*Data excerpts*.
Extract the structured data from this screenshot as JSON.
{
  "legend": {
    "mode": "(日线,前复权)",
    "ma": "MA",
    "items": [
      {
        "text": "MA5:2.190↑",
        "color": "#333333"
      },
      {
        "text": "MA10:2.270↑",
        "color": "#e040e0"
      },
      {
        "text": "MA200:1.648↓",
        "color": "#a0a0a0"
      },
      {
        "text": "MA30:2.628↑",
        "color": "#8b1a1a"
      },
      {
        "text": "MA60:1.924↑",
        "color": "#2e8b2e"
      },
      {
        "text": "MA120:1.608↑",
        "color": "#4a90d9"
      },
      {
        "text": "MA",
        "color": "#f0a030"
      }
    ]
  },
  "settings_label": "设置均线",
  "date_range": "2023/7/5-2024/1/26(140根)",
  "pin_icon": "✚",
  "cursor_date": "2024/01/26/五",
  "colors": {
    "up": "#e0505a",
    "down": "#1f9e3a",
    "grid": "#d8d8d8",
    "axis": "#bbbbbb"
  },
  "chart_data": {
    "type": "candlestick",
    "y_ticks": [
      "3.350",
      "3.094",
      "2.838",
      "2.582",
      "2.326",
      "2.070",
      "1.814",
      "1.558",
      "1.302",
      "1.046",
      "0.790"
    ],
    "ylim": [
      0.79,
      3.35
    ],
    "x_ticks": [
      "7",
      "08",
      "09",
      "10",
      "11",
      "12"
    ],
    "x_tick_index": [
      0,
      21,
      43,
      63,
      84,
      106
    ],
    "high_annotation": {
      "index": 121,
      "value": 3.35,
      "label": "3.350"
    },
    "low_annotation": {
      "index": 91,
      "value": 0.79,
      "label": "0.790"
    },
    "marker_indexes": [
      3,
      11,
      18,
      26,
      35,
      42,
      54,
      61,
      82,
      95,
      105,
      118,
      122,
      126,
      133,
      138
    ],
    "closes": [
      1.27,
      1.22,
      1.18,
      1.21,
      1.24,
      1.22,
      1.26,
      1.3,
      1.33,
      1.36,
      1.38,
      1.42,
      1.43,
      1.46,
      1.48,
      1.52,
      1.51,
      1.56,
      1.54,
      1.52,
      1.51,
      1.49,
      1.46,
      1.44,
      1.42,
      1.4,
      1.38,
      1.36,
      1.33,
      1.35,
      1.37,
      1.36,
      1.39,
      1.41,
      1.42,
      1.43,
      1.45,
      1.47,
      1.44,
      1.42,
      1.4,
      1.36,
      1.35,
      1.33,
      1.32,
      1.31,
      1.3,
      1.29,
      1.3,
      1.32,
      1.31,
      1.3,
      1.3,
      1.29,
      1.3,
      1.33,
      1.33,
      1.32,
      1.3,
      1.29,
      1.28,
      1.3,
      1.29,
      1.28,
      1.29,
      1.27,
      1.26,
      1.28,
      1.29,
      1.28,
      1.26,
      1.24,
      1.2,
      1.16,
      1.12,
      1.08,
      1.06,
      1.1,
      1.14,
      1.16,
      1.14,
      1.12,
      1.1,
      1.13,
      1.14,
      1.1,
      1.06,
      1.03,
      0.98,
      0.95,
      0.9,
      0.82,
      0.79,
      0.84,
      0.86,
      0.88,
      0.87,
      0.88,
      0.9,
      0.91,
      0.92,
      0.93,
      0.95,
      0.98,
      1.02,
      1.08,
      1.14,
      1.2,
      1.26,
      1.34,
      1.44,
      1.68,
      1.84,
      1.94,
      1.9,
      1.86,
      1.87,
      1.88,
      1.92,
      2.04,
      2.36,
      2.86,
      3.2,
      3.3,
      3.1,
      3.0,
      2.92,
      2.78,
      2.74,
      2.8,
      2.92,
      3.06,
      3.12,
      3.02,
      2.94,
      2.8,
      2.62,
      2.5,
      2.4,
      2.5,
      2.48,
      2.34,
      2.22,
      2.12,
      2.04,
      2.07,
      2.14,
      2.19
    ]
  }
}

*GIVEN PROBLEM*. Every entry should be printed again exactly as written.

*RESULT OF THE EXERCISE*.
Extract the structured data from this screenshot as JSON.
{
  "legend": {
    "mode": "(日线,前复权)",
    "ma": "MA",
    "items": [
      {
        "text": "MA5:2.190↑",
        "color": "#333333"
      },
      {
        "text": "MA10:2.270↑",
        "color": "#e040e0"
      },
      {
        "text": "MA200:1.648↓",
        "color": "#a0a0a0"
      },
      {
        "text": "MA30:2.628↑",
        "color": "#8b1a1a"
      },
      {
        "text": "MA60:1.924↑",
        "color": "#2e8b2e"
      },
      {
        "text": "MA120:1.608↑",
        "color": "#4a90d9"
      },
      {
        "text": "MA",
        "color": "#f0a030"
      }
    ]
  },
  "settings_label": "设置均线",
  "date_range": "2023/7/5-2024/1/26(140根)",
  "pin_icon": "✚",
  "cursor_date": "2024/01/26/五",
  "colors": {
    "up": "#e0505a",
    "down": "#1f9e3a",
    "grid": "#d8d8d8",
    "axis": "#bbbbbb"
  },
  "chart_data": {
    "type": "candlestick",
    "y_ticks": [
      "3.350",
      "3.094",
      "2.838",
      "2.582",
      "2.326",
      "2.070",
      "1.814",
      "1.558",
      "1.302",
      "1.046",
      "0.790"
    ],
    "ylim": [
      0.79,
      3.35
    ],
    "x_ticks": [
      "7",
      "08",
      "09",
      "10",
      "11",
      "12"
    ],
    "x_tick_index": [
      0,
      21,
      43,
      63,
      84,
      106
    ],
    "high_annotation": {
      "index": 121,
      "value": 3.35,
      "label": "3.350"
    },
    "low_annotation": {
      "index": 91,
      "value": 0.79,
      "label": "0.790"
    },
    "marker_indexes": [
      3,
      11,
      18,
      26,
      35,
      42,
      54,
      61,
      82,
      95,
      105,
      118,
      122,
      126,
      133,
      138
    ],
    "closes": [
      1.27,
      1.22,
      1.18,
      1.21,
      1.24,
      1.22,
      1.26,
      1.3,
      1.33,
      1.36,
      1.38,
      1.42,
      1.43,
      1.46,
      1.48,
      1.52,
      1.51,
      1.56,
      1.54,
      1.52,
      1.51,
      1.49,
      1.46,
      1.44,
      1.42,
      1.4,
      1.38,
      1.36,
      1.33,
      1.35,
      1.37,
      1.36,
      1.39,
      1.41,
      1.42,
      1.43,
      1.45,
      1.47,
      1.44,
      1.42,
      1.4,
      1.36,
      1.35,
      1.33,
      1.32,
      1.31,
      1.3,
      1.29,
      1.3,
      1.32,
      1.31,
      1.3,
      1.3,
      1.29,
      1.3,
      1.33,
      1.33,
      1.32,
      1.3,
      1.29,
      1.28,
      1.3,
      1.29,
      1.28,
      1.29,
      1.27,
      1.26,
      1.28,
      1.29,
      1.28,
      1.26,
      1.24,
      1.2,
      1.16,
      1.12,
      1.08,
      1.06,
      1.1,
      1.14,
      1.16,
      1.14,
      1.12,
      1.1,
      1.13,
      1.14,
      1.1,
      1.06,
      1.03,
      0.98,
      0.95,
      0.9,
      0.82,
      0.79,
      0.84,
      0.86,
      0.88,
      0.87,
      0.88,
      0.9,
      0.91,
      0.92,
      0.93,
      0.95,
      0.98,
      1.02,
      1.08,
      1.14,
      1.2,
      1.26,
      1.34,
      1.44,
      1.68,
      1.84,
      1.94,
      1.9,
      1.86,
      1.87,
      1.88,
      1.92,
      2.04,
      2.36,
      2.86,
      3.2,
      3.3,
      3.1,
      3.0,
      2.92,
      2.78,
      2.74,
      2.8,
      2.92,
      3.06,
      3.12,
      3.02,
      2.94,
      2.8,
      2.62,
      2.5,
      2.4,
      2.5,
      2.48,
      2.34,
      2.22,
      2.12,
      2.04,
      2.07,
      2.14,
      2.19
    ]
  }
}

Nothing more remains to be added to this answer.